[Data entries]
========

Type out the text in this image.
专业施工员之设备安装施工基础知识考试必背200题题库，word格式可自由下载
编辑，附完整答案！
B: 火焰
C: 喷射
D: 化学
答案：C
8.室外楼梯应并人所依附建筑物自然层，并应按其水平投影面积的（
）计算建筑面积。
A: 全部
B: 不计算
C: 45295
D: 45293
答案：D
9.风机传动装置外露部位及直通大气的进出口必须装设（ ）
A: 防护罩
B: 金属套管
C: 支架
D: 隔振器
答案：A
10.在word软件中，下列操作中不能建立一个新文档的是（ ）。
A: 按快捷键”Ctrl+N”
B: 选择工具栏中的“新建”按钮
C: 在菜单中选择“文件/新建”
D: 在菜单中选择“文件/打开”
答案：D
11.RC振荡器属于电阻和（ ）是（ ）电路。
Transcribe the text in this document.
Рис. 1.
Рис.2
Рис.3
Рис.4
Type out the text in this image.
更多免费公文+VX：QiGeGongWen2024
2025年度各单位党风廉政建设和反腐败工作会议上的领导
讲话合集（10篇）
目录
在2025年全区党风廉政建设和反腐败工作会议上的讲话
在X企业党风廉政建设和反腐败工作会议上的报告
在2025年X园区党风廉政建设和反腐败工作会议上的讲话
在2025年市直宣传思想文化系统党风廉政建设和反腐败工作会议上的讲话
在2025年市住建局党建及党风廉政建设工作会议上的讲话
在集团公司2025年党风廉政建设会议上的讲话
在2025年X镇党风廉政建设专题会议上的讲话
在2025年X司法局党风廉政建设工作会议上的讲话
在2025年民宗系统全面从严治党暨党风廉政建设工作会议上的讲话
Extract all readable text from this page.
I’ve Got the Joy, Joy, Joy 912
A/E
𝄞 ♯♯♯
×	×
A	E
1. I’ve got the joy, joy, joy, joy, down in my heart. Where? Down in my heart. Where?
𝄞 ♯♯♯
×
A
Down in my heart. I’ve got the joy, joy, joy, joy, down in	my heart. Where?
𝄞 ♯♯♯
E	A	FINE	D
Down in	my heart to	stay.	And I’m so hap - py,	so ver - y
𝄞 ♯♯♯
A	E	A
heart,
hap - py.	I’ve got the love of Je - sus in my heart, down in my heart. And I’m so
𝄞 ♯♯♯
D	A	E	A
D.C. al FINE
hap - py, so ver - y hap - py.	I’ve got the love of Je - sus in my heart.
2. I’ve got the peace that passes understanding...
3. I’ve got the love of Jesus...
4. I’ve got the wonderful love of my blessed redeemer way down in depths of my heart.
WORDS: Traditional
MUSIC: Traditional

========

_To be done_: Give only the number of lines in the records that contain the string "Traditional".

_Full answer_: 2